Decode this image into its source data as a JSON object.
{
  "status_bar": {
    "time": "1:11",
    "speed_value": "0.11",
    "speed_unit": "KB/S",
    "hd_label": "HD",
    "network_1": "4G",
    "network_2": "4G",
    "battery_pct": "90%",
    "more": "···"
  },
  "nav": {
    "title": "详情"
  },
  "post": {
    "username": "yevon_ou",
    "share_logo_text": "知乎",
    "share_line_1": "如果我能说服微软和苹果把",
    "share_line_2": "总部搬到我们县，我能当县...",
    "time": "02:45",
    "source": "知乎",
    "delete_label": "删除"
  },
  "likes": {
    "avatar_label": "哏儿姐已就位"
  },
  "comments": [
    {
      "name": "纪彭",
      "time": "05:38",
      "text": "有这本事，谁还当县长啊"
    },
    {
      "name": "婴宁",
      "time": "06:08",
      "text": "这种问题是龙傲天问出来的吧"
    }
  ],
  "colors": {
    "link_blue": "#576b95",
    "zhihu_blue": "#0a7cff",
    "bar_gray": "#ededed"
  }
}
══════════
Written problem -> Please set down each line of the records exactly as given.

Response below ->
Decode this image into its source data as a JSON object.
{
  "status_bar": {
    "time": "1:11",
    "speed_value": "0.11",
    "speed_unit": "KB/S",
    "hd_label": "HD",
    "network_1": "4G",
    "network_2": "4G",
    "battery_pct": "90%",
    "more": "···"
  },
  "nav": {
    "title": "详情"
  },
  "post": {
    "username": "yevon_ou",
    "share_logo_text": "知乎",
    "share_line_1": "如果我能说服微软和苹果把",
    "share_line_2": "总部搬到我们县，我能当县...",
    "time": "02:45",
    "source": "知乎",
    "delete_label": "删除"
  },
  "likes": {
    "avatar_label": "哏儿姐已就位"
  },
  "comments": [
    {
      "name": "纪彭",
      "time": "05:38",
      "text": "有这本事，谁还当县长啊"
    },
    {
      "name": "婴宁",
      "time": "06:08",
      "text": "这种问题是龙傲天问出来的吧"
    }
  ],
  "colors": {
    "link_blue": "#576b95",
    "zhihu_blue": "#0a7cff",
    "bar_gray": "#ededed"
  }
}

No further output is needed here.